__Directions for this task__. Quote each record exactly, please, leaving none out.

__Material shown__.
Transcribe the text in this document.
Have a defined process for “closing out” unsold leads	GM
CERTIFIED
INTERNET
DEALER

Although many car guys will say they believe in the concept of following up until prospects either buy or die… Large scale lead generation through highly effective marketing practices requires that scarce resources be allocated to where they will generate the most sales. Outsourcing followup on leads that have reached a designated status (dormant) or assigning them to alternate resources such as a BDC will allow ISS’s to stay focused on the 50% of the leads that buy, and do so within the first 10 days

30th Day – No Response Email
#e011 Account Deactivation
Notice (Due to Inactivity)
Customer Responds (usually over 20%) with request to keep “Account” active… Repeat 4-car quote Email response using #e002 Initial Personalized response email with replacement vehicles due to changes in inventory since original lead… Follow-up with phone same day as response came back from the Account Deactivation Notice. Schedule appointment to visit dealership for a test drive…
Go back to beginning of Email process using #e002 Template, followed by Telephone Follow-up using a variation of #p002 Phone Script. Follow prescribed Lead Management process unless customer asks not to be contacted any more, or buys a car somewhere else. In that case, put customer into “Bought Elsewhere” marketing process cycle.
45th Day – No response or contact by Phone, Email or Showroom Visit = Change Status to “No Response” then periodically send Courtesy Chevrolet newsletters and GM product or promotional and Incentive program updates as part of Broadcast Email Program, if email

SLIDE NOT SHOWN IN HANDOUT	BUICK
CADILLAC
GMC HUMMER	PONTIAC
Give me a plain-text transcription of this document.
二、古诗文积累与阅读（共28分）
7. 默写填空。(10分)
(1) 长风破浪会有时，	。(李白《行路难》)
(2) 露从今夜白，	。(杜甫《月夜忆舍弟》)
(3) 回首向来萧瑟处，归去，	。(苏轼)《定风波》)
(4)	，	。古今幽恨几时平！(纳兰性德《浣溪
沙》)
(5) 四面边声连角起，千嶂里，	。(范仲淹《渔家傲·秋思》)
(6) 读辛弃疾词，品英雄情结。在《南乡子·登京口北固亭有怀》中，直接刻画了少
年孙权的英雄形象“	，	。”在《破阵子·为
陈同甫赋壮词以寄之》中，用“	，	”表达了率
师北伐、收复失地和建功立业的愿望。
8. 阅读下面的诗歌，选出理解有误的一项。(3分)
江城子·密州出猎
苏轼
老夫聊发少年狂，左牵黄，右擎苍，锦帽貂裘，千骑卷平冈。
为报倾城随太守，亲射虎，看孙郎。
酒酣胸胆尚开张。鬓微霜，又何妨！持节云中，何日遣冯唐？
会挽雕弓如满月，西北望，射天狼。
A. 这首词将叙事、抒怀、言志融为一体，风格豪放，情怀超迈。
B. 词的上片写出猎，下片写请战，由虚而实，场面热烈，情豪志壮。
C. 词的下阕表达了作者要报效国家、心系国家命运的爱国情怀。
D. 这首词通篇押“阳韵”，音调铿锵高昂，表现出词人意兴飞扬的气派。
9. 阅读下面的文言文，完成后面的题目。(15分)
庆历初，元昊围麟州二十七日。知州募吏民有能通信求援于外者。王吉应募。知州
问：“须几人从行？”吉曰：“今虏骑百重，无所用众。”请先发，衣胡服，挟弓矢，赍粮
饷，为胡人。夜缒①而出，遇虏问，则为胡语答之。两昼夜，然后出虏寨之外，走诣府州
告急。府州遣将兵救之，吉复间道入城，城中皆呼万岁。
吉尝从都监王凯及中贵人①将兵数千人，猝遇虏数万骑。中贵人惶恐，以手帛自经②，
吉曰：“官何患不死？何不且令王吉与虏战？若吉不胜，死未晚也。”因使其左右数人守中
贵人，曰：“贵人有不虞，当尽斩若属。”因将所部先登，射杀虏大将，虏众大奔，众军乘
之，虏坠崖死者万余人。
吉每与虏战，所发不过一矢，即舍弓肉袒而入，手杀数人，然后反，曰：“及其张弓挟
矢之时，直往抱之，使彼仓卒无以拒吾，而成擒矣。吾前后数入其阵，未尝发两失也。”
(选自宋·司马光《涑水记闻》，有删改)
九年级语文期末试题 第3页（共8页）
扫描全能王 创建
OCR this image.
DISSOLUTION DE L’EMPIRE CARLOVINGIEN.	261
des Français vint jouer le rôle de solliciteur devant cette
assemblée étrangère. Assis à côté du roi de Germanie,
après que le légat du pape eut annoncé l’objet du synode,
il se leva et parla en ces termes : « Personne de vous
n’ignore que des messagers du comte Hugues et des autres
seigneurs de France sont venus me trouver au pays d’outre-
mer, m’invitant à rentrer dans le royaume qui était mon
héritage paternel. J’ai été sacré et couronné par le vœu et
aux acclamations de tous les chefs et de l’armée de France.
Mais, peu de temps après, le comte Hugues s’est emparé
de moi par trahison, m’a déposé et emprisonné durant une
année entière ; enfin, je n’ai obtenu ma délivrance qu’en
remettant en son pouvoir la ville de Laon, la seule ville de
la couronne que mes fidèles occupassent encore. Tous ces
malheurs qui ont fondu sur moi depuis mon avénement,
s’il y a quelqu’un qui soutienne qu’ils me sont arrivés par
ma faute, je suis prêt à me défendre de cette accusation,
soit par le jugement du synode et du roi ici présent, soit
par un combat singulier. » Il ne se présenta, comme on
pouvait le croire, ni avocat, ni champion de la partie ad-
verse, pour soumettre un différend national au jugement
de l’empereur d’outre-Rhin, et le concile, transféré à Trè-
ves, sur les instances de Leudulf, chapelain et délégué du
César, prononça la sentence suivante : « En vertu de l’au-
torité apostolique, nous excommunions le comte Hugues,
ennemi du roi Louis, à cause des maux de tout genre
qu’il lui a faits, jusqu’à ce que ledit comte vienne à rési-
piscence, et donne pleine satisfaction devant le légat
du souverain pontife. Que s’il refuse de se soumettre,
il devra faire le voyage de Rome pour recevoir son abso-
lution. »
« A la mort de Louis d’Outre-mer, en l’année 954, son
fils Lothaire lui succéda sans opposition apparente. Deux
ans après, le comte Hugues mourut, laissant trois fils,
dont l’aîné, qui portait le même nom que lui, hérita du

__Task result__.
Transcribe the text in this document.
Have a defined process for “closing out” unsold leads	GM
CERTIFIED
INTERNET
DEALER

Although many car guys will say they believe in the concept of following up until prospects either buy or die… Large scale lead generation through highly effective marketing practices requires that scarce resources be allocated to where they will generate the most sales. Outsourcing followup on leads that have reached a designated status (dormant) or assigning them to alternate resources such as a BDC will allow ISS’s to stay focused on the 50% of the leads that buy, and do so within the first 10 days

30th Day – No Response Email
#e011 Account Deactivation
Notice (Due to Inactivity)
Customer Responds (usually over 20%) with request to keep “Account” active… Repeat 4-car quote Email response using #e002 Initial Personalized response email with replacement vehicles due to changes in inventory since original lead… Follow-up with phone same day as response came back from the Account Deactivation Notice. Schedule appointment to visit dealership for a test drive…
Go back to beginning of Email process using #e002 Template, followed by Telephone Follow-up using a variation of #p002 Phone Script. Follow prescribed Lead Management process unless customer asks not to be contacted any more, or buys a car somewhere else. In that case, put customer into “Bought Elsewhere” marketing process cycle.
45th Day – No response or contact by Phone, Email or Showroom Visit = Change Status to “No Response” then periodically send Courtesy Chevrolet newsletters and GM product or promotional and Incentive program updates as part of Broadcast Email Program, if email

SLIDE NOT SHOWN IN HANDOUT	BUICK
CADILLAC
GMC HUMMER	PONTIAC
Give me a plain-text transcription of this document.
二、古诗文积累与阅读（共28分）
7. 默写填空。(10分)
(1) 长风破浪会有时，	。(李白《行路难》)
(2) 露从今夜白，	。(杜甫《月夜忆舍弟》)
(3) 回首向来萧瑟处，归去，	。(苏轼)《定风波》)
(4)	，	。古今幽恨几时平！(纳兰性德《浣溪
沙》)
(5) 四面边声连角起，千嶂里，	。(范仲淹《渔家傲·秋思》)
(6) 读辛弃疾词，品英雄情结。在《南乡子·登京口北固亭有怀》中，直接刻画了少
年孙权的英雄形象“	，	。”在《破阵子·为
陈同甫赋壮词以寄之》中，用“	，	”表达了率
师北伐、收复失地和建功立业的愿望。
8. 阅读下面的诗歌，选出理解有误的一项。(3分)
江城子·密州出猎
苏轼
老夫聊发少年狂，左牵黄，右擎苍，锦帽貂裘，千骑卷平冈。
为报倾城随太守，亲射虎，看孙郎。
酒酣胸胆尚开张。鬓微霜，又何妨！持节云中，何日遣冯唐？
会挽雕弓如满月，西北望，射天狼。
A. 这首词将叙事、抒怀、言志融为一体，风格豪放，情怀超迈。
B. 词的上片写出猎，下片写请战，由虚而实，场面热烈，情豪志壮。
C. 词的下阕表达了作者要报效国家、心系国家命运的爱国情怀。
D. 这首词通篇押“阳韵”，音调铿锵高昂，表现出词人意兴飞扬的气派。
9. 阅读下面的文言文，完成后面的题目。(15分)
庆历初，元昊围麟州二十七日。知州募吏民有能通信求援于外者。王吉应募。知州
问：“须几人从行？”吉曰：“今虏骑百重，无所用众。”请先发，衣胡服，挟弓矢，赍粮
饷，为胡人。夜缒①而出，遇虏问，则为胡语答之。两昼夜，然后出虏寨之外，走诣府州
告急。府州遣将兵救之，吉复间道入城，城中皆呼万岁。
吉尝从都监王凯及中贵人①将兵数千人，猝遇虏数万骑。中贵人惶恐，以手帛自经②，
吉曰：“官何患不死？何不且令王吉与虏战？若吉不胜，死未晚也。”因使其左右数人守中
贵人，曰：“贵人有不虞，当尽斩若属。”因将所部先登，射杀虏大将，虏众大奔，众军乘
之，虏坠崖死者万余人。
吉每与虏战，所发不过一矢，即舍弓肉袒而入，手杀数人，然后反，曰：“及其张弓挟
矢之时，直往抱之，使彼仓卒无以拒吾，而成擒矣。吾前后数入其阵，未尝发两失也。”
(选自宋·司马光《涑水记闻》，有删改)
九年级语文期末试题 第3页（共8页）
扫描全能王 创建
OCR this image.
DISSOLUTION DE L’EMPIRE CARLOVINGIEN.	261
des Français vint jouer le rôle de solliciteur devant cette
assemblée étrangère. Assis à côté du roi de Germanie,
après que le légat du pape eut annoncé l’objet du synode,
il se leva et parla en ces termes : « Personne de vous
n’ignore que des messagers du comte Hugues et des autres
seigneurs de France sont venus me trouver au pays d’outre-
mer, m’invitant à rentrer dans le royaume qui était mon
héritage paternel. J’ai été sacré et couronné par le vœu et
aux acclamations de tous les chefs et de l’armée de France.
Mais, peu de temps après, le comte Hugues s’est emparé
de moi par trahison, m’a déposé et emprisonné durant une
année entière ; enfin, je n’ai obtenu ma délivrance qu’en
remettant en son pouvoir la ville de Laon, la seule ville de
la couronne que mes fidèles occupassent encore. Tous ces
malheurs qui ont fondu sur moi depuis mon avénement,
s’il y a quelqu’un qui soutienne qu’ils me sont arrivés par
ma faute, je suis prêt à me défendre de cette accusation,
soit par le jugement du synode et du roi ici présent, soit
par un combat singulier. » Il ne se présenta, comme on
pouvait le croire, ni avocat, ni champion de la partie ad-
verse, pour soumettre un différend national au jugement
de l’empereur d’outre-Rhin, et le concile, transféré à Trè-
ves, sur les instances de Leudulf, chapelain et délégué du
César, prononça la sentence suivante : « En vertu de l’au-
torité apostolique, nous excommunions le comte Hugues,
ennemi du roi Louis, à cause des maux de tout genre
qu’il lui a faits, jusqu’à ce que ledit comte vienne à rési-
piscence, et donne pleine satisfaction devant le légat
du souverain pontife. Que s’il refuse de se soumettre,
il devra faire le voyage de Rome pour recevoir son abso-
lution. »
« A la mort de Louis d’Outre-mer, en l’année 954, son
fils Lothaire lui succéda sans opposition apparente. Deux
ans après, le comte Hugues mourut, laissant trois fils,
dont l’aîné, qui portait le même nom que lui, hérita du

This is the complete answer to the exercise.